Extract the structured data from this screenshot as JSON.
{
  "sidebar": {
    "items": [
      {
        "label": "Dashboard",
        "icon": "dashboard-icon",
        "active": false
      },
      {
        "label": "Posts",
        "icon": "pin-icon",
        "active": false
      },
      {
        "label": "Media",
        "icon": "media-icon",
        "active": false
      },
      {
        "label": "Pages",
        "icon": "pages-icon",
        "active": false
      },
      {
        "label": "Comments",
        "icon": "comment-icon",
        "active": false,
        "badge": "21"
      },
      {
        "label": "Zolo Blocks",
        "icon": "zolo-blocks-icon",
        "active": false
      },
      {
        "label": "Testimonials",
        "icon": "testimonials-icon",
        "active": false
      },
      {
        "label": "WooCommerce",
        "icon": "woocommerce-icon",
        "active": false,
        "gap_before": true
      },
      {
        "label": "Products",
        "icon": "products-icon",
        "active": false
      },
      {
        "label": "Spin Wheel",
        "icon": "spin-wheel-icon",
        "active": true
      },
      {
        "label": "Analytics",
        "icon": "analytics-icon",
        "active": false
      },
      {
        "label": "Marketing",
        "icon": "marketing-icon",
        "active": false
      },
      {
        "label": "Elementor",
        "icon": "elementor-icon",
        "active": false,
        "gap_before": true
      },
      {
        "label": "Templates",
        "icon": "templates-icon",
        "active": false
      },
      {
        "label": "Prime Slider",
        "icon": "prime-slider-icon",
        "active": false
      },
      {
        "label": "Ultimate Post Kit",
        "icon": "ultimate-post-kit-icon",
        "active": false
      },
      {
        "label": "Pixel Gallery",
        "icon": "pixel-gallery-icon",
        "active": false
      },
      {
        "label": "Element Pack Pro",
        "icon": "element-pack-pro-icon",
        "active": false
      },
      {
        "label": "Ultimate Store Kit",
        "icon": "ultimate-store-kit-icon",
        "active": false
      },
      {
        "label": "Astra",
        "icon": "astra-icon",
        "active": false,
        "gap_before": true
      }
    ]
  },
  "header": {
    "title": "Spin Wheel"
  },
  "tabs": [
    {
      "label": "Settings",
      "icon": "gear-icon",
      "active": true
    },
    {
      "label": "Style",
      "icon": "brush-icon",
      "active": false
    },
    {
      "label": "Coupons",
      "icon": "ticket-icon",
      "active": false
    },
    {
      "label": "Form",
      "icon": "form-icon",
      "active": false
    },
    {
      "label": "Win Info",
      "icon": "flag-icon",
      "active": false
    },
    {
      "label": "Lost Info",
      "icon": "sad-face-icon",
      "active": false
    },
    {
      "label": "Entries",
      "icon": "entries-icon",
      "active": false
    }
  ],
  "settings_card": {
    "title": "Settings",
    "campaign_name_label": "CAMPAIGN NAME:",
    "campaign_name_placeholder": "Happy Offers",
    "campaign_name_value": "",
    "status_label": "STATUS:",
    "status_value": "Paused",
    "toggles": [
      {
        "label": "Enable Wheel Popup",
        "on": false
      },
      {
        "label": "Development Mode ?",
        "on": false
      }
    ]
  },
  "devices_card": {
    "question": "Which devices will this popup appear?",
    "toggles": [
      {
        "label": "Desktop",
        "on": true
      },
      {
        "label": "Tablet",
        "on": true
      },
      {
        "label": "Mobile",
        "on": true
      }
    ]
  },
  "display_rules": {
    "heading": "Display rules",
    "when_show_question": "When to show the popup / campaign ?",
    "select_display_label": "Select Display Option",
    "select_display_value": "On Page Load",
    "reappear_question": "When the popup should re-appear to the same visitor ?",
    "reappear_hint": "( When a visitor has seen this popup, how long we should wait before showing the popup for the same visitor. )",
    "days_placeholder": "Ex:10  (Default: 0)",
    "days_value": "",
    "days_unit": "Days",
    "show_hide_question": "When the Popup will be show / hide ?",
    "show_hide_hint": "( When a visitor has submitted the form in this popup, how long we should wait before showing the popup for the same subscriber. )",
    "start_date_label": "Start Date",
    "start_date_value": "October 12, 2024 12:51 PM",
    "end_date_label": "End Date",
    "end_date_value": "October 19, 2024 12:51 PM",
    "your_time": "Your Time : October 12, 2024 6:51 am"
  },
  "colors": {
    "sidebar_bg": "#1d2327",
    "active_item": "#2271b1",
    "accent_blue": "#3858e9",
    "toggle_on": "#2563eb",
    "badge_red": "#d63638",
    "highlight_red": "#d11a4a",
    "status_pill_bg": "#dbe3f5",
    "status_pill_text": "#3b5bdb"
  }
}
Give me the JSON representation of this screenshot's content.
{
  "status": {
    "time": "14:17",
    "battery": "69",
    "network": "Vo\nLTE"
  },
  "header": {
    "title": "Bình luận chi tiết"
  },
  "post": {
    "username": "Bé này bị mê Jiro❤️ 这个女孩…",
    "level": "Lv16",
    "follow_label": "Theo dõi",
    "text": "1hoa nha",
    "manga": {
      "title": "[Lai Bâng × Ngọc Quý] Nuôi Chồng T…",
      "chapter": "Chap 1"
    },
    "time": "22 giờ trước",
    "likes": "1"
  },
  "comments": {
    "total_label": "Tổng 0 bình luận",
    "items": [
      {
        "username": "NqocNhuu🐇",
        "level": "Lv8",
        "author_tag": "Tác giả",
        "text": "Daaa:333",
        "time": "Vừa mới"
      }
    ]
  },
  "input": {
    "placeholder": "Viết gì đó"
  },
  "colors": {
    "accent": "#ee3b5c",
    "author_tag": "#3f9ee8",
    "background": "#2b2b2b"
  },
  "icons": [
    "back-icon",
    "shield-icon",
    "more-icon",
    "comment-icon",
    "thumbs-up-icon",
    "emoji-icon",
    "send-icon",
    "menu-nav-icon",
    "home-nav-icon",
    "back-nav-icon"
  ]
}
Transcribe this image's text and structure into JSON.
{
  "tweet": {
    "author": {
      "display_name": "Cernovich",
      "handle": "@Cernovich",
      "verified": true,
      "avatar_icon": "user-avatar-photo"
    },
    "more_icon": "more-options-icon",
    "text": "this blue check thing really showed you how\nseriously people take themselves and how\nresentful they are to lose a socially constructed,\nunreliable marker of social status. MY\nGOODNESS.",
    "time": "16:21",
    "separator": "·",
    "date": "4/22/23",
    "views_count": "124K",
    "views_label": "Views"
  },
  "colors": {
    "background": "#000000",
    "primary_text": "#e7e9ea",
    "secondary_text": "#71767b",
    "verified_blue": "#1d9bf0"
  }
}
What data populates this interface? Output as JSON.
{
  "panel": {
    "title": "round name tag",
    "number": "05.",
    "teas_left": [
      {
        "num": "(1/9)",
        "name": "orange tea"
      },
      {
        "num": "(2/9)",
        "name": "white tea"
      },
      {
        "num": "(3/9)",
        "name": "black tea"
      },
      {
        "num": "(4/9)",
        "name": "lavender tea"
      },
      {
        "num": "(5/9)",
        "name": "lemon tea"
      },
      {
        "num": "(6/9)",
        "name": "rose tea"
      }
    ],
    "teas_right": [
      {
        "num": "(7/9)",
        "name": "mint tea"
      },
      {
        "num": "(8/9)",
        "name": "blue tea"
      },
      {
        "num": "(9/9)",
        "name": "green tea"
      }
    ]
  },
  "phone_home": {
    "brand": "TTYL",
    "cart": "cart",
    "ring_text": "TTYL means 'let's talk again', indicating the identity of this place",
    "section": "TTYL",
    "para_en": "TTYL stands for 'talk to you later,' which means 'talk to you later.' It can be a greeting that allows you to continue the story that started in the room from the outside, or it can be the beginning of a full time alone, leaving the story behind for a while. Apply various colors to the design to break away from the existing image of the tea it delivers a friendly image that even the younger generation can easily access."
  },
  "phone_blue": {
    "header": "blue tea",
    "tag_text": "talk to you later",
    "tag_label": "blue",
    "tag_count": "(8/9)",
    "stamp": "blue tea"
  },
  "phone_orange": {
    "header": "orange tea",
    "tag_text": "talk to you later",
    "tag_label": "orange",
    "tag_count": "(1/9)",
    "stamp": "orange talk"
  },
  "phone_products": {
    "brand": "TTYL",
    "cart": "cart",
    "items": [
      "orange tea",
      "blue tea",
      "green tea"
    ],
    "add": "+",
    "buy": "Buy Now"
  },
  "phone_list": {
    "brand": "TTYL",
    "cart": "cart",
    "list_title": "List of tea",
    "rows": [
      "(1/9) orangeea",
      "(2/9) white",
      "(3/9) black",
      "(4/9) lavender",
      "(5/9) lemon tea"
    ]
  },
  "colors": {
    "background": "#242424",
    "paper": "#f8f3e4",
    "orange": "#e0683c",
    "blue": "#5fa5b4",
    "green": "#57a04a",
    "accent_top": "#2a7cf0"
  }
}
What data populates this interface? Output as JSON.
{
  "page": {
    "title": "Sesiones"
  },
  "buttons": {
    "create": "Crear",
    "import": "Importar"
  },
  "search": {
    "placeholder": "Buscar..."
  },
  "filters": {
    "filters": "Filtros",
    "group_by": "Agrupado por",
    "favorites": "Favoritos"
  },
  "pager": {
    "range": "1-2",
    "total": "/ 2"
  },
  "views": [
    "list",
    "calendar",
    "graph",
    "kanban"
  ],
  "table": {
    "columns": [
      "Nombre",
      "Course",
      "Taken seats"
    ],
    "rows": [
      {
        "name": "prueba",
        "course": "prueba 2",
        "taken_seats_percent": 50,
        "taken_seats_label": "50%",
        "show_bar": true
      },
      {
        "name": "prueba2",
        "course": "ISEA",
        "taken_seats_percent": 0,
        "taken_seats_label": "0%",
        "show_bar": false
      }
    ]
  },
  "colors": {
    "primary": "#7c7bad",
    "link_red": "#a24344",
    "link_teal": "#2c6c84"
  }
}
━━━━━━━━━━
Give only the number of lines in the preceding material that contain the string "from".

Finished task -> 2